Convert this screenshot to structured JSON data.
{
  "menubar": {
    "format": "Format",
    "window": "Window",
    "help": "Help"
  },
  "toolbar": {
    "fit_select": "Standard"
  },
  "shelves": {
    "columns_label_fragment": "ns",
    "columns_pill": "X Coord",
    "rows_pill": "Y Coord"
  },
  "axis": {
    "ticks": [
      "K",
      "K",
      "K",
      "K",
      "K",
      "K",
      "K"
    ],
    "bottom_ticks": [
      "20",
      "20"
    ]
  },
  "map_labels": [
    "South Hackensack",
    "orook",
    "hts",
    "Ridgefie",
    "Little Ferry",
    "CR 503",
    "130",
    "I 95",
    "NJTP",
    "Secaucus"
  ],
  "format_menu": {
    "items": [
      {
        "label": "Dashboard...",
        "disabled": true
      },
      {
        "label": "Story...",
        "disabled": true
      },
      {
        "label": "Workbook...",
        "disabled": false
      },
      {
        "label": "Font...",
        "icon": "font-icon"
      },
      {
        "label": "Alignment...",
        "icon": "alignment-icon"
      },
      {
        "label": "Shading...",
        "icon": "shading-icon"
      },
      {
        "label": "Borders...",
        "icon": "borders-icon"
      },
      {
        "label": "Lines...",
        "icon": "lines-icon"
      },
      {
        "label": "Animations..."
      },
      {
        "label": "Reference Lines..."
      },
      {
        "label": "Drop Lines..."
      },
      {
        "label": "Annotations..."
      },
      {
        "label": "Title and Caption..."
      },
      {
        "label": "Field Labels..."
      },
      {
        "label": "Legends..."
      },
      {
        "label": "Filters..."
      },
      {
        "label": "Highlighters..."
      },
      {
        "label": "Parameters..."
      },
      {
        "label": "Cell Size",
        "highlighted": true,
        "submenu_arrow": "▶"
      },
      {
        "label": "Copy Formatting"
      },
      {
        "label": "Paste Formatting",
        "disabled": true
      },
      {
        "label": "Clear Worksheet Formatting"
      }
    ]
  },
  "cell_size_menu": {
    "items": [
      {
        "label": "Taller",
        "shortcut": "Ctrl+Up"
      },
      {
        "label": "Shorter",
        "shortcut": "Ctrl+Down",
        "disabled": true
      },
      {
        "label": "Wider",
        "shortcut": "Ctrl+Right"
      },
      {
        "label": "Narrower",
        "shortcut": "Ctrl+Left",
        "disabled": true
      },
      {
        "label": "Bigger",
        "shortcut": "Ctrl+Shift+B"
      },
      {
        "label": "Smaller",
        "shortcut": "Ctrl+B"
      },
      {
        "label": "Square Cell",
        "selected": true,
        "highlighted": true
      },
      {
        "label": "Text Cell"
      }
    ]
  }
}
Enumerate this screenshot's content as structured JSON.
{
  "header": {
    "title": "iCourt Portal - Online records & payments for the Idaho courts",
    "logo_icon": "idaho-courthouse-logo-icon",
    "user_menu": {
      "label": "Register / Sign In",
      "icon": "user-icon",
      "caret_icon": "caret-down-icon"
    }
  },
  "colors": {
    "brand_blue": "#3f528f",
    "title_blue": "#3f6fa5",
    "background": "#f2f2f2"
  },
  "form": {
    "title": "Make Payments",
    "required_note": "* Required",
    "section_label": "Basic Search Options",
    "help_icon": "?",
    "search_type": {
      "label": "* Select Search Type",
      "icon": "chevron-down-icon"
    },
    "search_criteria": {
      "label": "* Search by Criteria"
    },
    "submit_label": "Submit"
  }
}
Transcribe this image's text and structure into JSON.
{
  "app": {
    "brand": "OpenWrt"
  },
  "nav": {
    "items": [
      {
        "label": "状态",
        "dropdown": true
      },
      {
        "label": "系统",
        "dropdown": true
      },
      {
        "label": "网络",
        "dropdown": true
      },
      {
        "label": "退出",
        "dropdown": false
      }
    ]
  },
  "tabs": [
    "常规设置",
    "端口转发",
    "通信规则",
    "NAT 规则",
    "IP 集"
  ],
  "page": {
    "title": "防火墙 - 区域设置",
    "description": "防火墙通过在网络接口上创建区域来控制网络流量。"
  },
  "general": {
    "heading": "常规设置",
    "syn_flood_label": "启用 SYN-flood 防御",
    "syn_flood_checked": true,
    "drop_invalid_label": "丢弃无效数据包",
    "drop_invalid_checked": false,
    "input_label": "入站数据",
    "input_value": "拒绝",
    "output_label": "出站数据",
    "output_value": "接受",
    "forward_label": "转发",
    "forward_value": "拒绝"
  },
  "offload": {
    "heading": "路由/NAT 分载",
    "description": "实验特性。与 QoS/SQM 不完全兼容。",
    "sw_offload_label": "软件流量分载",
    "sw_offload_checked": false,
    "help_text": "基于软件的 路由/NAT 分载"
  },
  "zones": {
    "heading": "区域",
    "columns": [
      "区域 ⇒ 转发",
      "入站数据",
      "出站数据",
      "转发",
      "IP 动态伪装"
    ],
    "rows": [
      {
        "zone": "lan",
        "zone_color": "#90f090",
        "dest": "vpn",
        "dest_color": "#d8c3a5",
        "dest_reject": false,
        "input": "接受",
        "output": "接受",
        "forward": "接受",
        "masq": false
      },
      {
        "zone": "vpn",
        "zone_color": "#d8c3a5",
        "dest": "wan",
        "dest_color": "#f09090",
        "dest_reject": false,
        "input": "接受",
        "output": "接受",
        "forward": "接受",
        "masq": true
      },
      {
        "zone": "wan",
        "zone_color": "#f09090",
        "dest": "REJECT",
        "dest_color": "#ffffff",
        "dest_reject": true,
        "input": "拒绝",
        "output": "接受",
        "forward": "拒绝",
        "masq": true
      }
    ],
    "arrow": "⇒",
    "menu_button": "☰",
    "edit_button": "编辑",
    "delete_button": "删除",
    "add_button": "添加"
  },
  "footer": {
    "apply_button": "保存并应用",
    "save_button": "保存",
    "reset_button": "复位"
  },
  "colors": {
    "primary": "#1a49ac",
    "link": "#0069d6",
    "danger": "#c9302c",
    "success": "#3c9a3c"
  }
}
--*--
Task objective
Send back each record exactly as it stands.

Correct answer
Convert this screenshot to structured JSON data.
{
  "menubar": {
    "format": "Format",
    "window": "Window",
    "help": "Help"
  },
  "toolbar": {
    "fit_select": "Standard"
  },
  "shelves": {
    "columns_label_fragment": "ns",
    "columns_pill": "X Coord",
    "rows_pill": "Y Coord"
  },
  "axis": {
    "ticks": [
      "K",
      "K",
      "K",
      "K",
      "K",
      "K",
      "K"
    ],
    "bottom_ticks": [
      "20",
      "20"
    ]
  },
  "map_labels": [
    "South Hackensack",
    "orook",
    "hts",
    "Ridgefie",
    "Little Ferry",
    "CR 503",
    "130",
    "I 95",
    "NJTP",
    "Secaucus"
  ],
  "format_menu": {
    "items": [
      {
        "label": "Dashboard...",
        "disabled": true
      },
      {
        "label": "Story...",
        "disabled": true
      },
      {
        "label": "Workbook...",
        "disabled": false
      },
      {
        "label": "Font...",
        "icon": "font-icon"
      },
      {
        "label": "Alignment...",
        "icon": "alignment-icon"
      },
      {
        "label": "Shading...",
        "icon": "shading-icon"
      },
      {
        "label": "Borders...",
        "icon": "borders-icon"
      },
      {
        "label": "Lines...",
        "icon": "lines-icon"
      },
      {
        "label": "Animations..."
      },
      {
        "label": "Reference Lines..."
      },
      {
        "label": "Drop Lines..."
      },
      {
        "label": "Annotations..."
      },
      {
        "label": "Title and Caption..."
      },
      {
        "label": "Field Labels..."
      },
      {
        "label": "Legends..."
      },
      {
        "label": "Filters..."
      },
      {
        "label": "Highlighters..."
      },
      {
        "label": "Parameters..."
      },
      {
        "label": "Cell Size",
        "highlighted": true,
        "submenu_arrow": "▶"
      },
      {
        "label": "Copy Formatting"
      },
      {
        "label": "Paste Formatting",
        "disabled": true
      },
      {
        "label": "Clear Worksheet Formatting"
      }
    ]
  },
  "cell_size_menu": {
    "items": [
      {
        "label": "Taller",
        "shortcut": "Ctrl+Up"
      },
      {
        "label": "Shorter",
        "shortcut": "Ctrl+Down",
        "disabled": true
      },
      {
        "label": "Wider",
        "shortcut": "Ctrl+Right"
      },
      {
        "label": "Narrower",
        "shortcut": "Ctrl+Left",
        "disabled": true
      },
      {
        "label": "Bigger",
        "shortcut": "Ctrl+Shift+B"
      },
      {
        "label": "Smaller",
        "shortcut": "Ctrl+B"
      },
      {
        "label": "Square Cell",
        "selected": true,
        "highlighted": true
      },
      {
        "label": "Text Cell"
      }
    ]
  }
}
Enumerate this screenshot's content as structured JSON.
{
  "header": {
    "title": "iCourt Portal - Online records & payments for the Idaho courts",
    "logo_icon": "idaho-courthouse-logo-icon",
    "user_menu": {
      "label": "Register / Sign In",
      "icon": "user-icon",
      "caret_icon": "caret-down-icon"
    }
  },
  "colors": {
    "brand_blue": "#3f528f",
    "title_blue": "#3f6fa5",
    "background": "#f2f2f2"
  },
  "form": {
    "title": "Make Payments",
    "required_note": "* Required",
    "section_label": "Basic Search Options",
    "help_icon": "?",
    "search_type": {
      "label": "* Select Search Type",
      "icon": "chevron-down-icon"
    },
    "search_criteria": {
      "label": "* Search by Criteria"
    },
    "submit_label": "Submit"
  }
}
Transcribe this image's text and structure into JSON.
{
  "app": {
    "brand": "OpenWrt"
  },
  "nav": {
    "items": [
      {
        "label": "状态",
        "dropdown": true
      },
      {
        "label": "系统",
        "dropdown": true
      },
      {
        "label": "网络",
        "dropdown": true
      },
      {
        "label": "退出",
        "dropdown": false
      }
    ]
  },
  "tabs": [
    "常规设置",
    "端口转发",
    "通信规则",
    "NAT 规则",
    "IP 集"
  ],
  "page": {
    "title": "防火墙 - 区域设置",
    "description": "防火墙通过在网络接口上创建区域来控制网络流量。"
  },
  "general": {
    "heading": "常规设置",
    "syn_flood_label": "启用 SYN-flood 防御",
    "syn_flood_checked": true,
    "drop_invalid_label": "丢弃无效数据包",
    "drop_invalid_checked": false,
    "input_label": "入站数据",
    "input_value": "拒绝",
    "output_label": "出站数据",
    "output_value": "接受",
    "forward_label": "转发",
    "forward_value": "拒绝"
  },
  "offload": {
    "heading": "路由/NAT 分载",
    "description": "实验特性。与 QoS/SQM 不完全兼容。",
    "sw_offload_label": "软件流量分载",
    "sw_offload_checked": false,
    "help_text": "基于软件的 路由/NAT 分载"
  },
  "zones": {
    "heading": "区域",
    "columns": [
      "区域 ⇒ 转发",
      "入站数据",
      "出站数据",
      "转发",
      "IP 动态伪装"
    ],
    "rows": [
      {
        "zone": "lan",
        "zone_color": "#90f090",
        "dest": "vpn",
        "dest_color": "#d8c3a5",
        "dest_reject": false,
        "input": "接受",
        "output": "接受",
        "forward": "接受",
        "masq": false
      },
      {
        "zone": "vpn",
        "zone_color": "#d8c3a5",
        "dest": "wan",
        "dest_color": "#f09090",
        "dest_reject": false,
        "input": "接受",
        "output": "接受",
        "forward": "接受",
        "masq": true
      },
      {
        "zone": "wan",
        "zone_color": "#f09090",
        "dest": "REJECT",
        "dest_color": "#ffffff",
        "dest_reject": true,
        "input": "拒绝",
        "output": "接受",
        "forward": "拒绝",
        "masq": true
      }
    ],
    "arrow": "⇒",
    "menu_button": "☰",
    "edit_button": "编辑",
    "delete_button": "删除",
    "add_button": "添加"
  },
  "footer": {
    "apply_button": "保存并应用",
    "save_button": "保存",
    "reset_button": "复位"
  },
  "colors": {
    "primary": "#1a49ac",
    "link": "#0069d6",
    "danger": "#c9302c",
    "success": "#3c9a3c"
  }
}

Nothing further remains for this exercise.